** begin **
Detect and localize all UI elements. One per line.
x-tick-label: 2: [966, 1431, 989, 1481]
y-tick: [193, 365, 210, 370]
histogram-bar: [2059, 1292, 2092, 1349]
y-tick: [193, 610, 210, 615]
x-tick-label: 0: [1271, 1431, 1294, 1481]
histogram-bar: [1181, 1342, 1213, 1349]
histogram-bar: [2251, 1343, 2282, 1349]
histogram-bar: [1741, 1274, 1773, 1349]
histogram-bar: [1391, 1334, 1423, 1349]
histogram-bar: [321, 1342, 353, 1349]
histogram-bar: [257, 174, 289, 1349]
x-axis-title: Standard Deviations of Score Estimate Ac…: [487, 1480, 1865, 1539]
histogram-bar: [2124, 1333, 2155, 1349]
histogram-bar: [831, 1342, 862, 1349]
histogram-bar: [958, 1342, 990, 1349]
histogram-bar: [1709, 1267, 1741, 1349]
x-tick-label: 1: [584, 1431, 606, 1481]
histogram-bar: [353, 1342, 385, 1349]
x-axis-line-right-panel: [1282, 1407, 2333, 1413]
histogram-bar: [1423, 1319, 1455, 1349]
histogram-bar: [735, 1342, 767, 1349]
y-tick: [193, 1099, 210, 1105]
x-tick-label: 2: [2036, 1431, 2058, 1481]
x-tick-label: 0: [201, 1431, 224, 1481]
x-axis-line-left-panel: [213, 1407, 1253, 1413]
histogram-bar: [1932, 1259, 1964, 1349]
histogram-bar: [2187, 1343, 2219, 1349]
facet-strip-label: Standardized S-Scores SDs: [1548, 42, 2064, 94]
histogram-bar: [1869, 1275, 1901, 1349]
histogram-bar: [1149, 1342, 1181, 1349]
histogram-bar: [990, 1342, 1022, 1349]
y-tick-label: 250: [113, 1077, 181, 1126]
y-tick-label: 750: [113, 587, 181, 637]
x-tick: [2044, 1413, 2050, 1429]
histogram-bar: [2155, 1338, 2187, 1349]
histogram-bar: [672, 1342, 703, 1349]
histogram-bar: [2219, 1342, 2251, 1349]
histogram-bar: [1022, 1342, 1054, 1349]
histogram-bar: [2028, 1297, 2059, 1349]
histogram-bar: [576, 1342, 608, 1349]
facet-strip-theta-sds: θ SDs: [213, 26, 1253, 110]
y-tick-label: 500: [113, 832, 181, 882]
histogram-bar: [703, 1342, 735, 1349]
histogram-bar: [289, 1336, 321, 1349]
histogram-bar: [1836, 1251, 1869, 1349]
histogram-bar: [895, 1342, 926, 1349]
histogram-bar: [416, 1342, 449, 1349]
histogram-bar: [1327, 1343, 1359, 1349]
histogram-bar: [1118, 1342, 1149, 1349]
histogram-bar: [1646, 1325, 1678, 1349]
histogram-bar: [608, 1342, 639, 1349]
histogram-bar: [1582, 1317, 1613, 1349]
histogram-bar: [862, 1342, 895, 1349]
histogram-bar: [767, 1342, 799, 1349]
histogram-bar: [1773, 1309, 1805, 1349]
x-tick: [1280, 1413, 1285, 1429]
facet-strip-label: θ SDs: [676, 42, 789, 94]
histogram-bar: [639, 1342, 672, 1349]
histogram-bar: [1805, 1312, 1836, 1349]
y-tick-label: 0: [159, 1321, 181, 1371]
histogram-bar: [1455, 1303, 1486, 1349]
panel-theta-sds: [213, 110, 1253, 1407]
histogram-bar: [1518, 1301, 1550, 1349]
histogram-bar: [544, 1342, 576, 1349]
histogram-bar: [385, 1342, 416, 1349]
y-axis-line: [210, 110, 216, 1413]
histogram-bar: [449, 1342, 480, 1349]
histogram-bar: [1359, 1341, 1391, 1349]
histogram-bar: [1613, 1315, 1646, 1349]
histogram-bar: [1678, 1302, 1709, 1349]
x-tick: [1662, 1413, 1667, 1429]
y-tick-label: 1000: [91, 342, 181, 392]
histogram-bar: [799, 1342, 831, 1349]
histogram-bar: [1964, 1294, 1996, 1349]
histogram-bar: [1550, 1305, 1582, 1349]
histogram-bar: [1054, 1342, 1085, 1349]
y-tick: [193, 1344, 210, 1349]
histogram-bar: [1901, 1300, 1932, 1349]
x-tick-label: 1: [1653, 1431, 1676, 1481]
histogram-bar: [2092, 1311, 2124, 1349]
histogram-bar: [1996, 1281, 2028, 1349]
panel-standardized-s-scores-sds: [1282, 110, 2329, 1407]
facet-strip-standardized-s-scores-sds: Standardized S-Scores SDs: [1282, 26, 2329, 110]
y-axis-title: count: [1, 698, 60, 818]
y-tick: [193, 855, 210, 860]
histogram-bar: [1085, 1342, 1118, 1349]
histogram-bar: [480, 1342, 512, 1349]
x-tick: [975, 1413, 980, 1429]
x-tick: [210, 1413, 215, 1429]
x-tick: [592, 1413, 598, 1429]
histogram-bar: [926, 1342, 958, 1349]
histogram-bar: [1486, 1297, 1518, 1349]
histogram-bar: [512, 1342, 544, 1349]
** end **
→ **REQUIRED WORK**:
Please reproduce the listing above line for line, with nothing changed or reordered.

→ **CORRECT RESPONSE**:
Detect and localize all UI elements. One per line.
x-tick-label: 2: [966, 1431, 989, 1481]
y-tick: [193, 365, 210, 370]
histogram-bar: [2059, 1292, 2092, 1349]
y-tick: [193, 610, 210, 615]
x-tick-label: 0: [1271, 1431, 1294, 1481]
histogram-bar: [1181, 1342, 1213, 1349]
histogram-bar: [2251, 1343, 2282, 1349]
histogram-bar: [1741, 1274, 1773, 1349]
histogram-bar: [1391, 1334, 1423, 1349]
histogram-bar: [321, 1342, 353, 1349]
histogram-bar: [257, 174, 289, 1349]
x-axis-title: Standard Deviations of Score Estimate Ac…: [487, 1480, 1865, 1539]
histogram-bar: [2124, 1333, 2155, 1349]
histogram-bar: [831, 1342, 862, 1349]
histogram-bar: [958, 1342, 990, 1349]
histogram-bar: [1709, 1267, 1741, 1349]
x-tick-label: 1: [584, 1431, 606, 1481]
histogram-bar: [353, 1342, 385, 1349]
x-axis-line-right-panel: [1282, 1407, 2333, 1413]
histogram-bar: [1423, 1319, 1455, 1349]
histogram-bar: [735, 1342, 767, 1349]
y-tick: [193, 1099, 210, 1105]
x-tick-label: 2: [2036, 1431, 2058, 1481]
x-tick-label: 0: [201, 1431, 224, 1481]
x-axis-line-left-panel: [213, 1407, 1253, 1413]
histogram-bar: [1932, 1259, 1964, 1349]
histogram-bar: [2187, 1343, 2219, 1349]
facet-strip-label: Standardized S-Scores SDs: [1548, 42, 2064, 94]
histogram-bar: [1869, 1275, 1901, 1349]
histogram-bar: [1149, 1342, 1181, 1349]
histogram-bar: [990, 1342, 1022, 1349]
y-tick-label: 250: [113, 1077, 181, 1126]
y-tick-label: 750: [113, 587, 181, 637]
x-tick: [2044, 1413, 2050, 1429]
histogram-bar: [2155, 1338, 2187, 1349]
histogram-bar: [672, 1342, 703, 1349]
histogram-bar: [2219, 1342, 2251, 1349]
histogram-bar: [1022, 1342, 1054, 1349]
histogram-bar: [2028, 1297, 2059, 1349]
histogram-bar: [576, 1342, 608, 1349]
facet-strip-theta-sds: θ SDs: [213, 26, 1253, 110]
y-tick-label: 500: [113, 832, 181, 882]
histogram-bar: [703, 1342, 735, 1349]
histogram-bar: [289, 1336, 321, 1349]
histogram-bar: [1836, 1251, 1869, 1349]
histogram-bar: [895, 1342, 926, 1349]
histogram-bar: [416, 1342, 449, 1349]
histogram-bar: [1327, 1343, 1359, 1349]
histogram-bar: [1118, 1342, 1149, 1349]
histogram-bar: [1646, 1325, 1678, 1349]
histogram-bar: [608, 1342, 639, 1349]
histogram-bar: [1582, 1317, 1613, 1349]
histogram-bar: [862, 1342, 895, 1349]
histogram-bar: [767, 1342, 799, 1349]
histogram-bar: [1773, 1309, 1805, 1349]
x-tick: [1280, 1413, 1285, 1429]
facet-strip-label: θ SDs: [676, 42, 789, 94]
histogram-bar: [639, 1342, 672, 1349]
histogram-bar: [1805, 1312, 1836, 1349]
y-tick-label: 0: [159, 1321, 181, 1371]
histogram-bar: [1455, 1303, 1486, 1349]
panel-theta-sds: [213, 110, 1253, 1407]
histogram-bar: [1518, 1301, 1550, 1349]
histogram-bar: [544, 1342, 576, 1349]
histogram-bar: [385, 1342, 416, 1349]
y-axis-line: [210, 110, 216, 1413]
histogram-bar: [449, 1342, 480, 1349]
histogram-bar: [1359, 1341, 1391, 1349]
histogram-bar: [1613, 1315, 1646, 1349]
histogram-bar: [1678, 1302, 1709, 1349]
x-tick: [1662, 1413, 1667, 1429]
y-tick-label: 1000: [91, 342, 181, 392]
histogram-bar: [799, 1342, 831, 1349]
histogram-bar: [1964, 1294, 1996, 1349]
histogram-bar: [1550, 1305, 1582, 1349]
histogram-bar: [1054, 1342, 1085, 1349]
y-tick: [193, 1344, 210, 1349]
histogram-bar: [1901, 1300, 1932, 1349]
x-tick-label: 1: [1653, 1431, 1676, 1481]
histogram-bar: [2092, 1311, 2124, 1349]
histogram-bar: [1996, 1281, 2028, 1349]
panel-standardized-s-scores-sds: [1282, 110, 2329, 1407]
facet-strip-standardized-s-scores-sds: Standardized S-Scores SDs: [1282, 26, 2329, 110]
y-axis-title: count: [1, 698, 60, 818]
y-tick: [193, 855, 210, 860]
histogram-bar: [1085, 1342, 1118, 1349]
histogram-bar: [480, 1342, 512, 1349]
x-tick: [975, 1413, 980, 1429]
x-tick: [210, 1413, 215, 1429]
x-tick: [592, 1413, 598, 1429]
histogram-bar: [926, 1342, 958, 1349]
histogram-bar: [1486, 1297, 1518, 1349]
histogram-bar: [512, 1342, 544, 1349]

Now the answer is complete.